» Information provided:
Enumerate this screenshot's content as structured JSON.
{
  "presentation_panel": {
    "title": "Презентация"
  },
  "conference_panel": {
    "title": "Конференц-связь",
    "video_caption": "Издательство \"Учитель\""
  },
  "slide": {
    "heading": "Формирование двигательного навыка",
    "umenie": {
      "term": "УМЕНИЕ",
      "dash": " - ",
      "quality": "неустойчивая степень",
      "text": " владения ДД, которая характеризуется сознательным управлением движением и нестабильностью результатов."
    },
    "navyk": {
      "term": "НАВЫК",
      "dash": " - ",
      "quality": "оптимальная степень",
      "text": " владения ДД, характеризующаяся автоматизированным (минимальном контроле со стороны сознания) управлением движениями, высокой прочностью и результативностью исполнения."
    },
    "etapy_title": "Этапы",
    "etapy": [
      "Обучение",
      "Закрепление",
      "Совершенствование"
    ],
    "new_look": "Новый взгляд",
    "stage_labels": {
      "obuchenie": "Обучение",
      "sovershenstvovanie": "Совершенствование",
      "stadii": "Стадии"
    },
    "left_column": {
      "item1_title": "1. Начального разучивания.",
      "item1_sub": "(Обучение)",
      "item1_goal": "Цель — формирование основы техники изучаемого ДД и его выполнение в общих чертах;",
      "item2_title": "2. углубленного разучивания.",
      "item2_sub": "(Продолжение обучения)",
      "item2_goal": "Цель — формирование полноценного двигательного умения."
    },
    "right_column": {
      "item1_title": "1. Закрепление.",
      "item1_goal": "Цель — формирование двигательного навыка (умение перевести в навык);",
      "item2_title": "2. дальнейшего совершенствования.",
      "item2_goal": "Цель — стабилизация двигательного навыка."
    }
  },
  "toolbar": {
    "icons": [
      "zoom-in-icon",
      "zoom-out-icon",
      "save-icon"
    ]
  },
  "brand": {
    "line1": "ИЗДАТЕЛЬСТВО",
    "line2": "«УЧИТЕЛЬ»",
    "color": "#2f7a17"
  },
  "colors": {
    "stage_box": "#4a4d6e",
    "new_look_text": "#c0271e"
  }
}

» Written instruction:
Above are some records. Report the number of their lines that include "управлением", and add nothing else.

» Result of this task:
2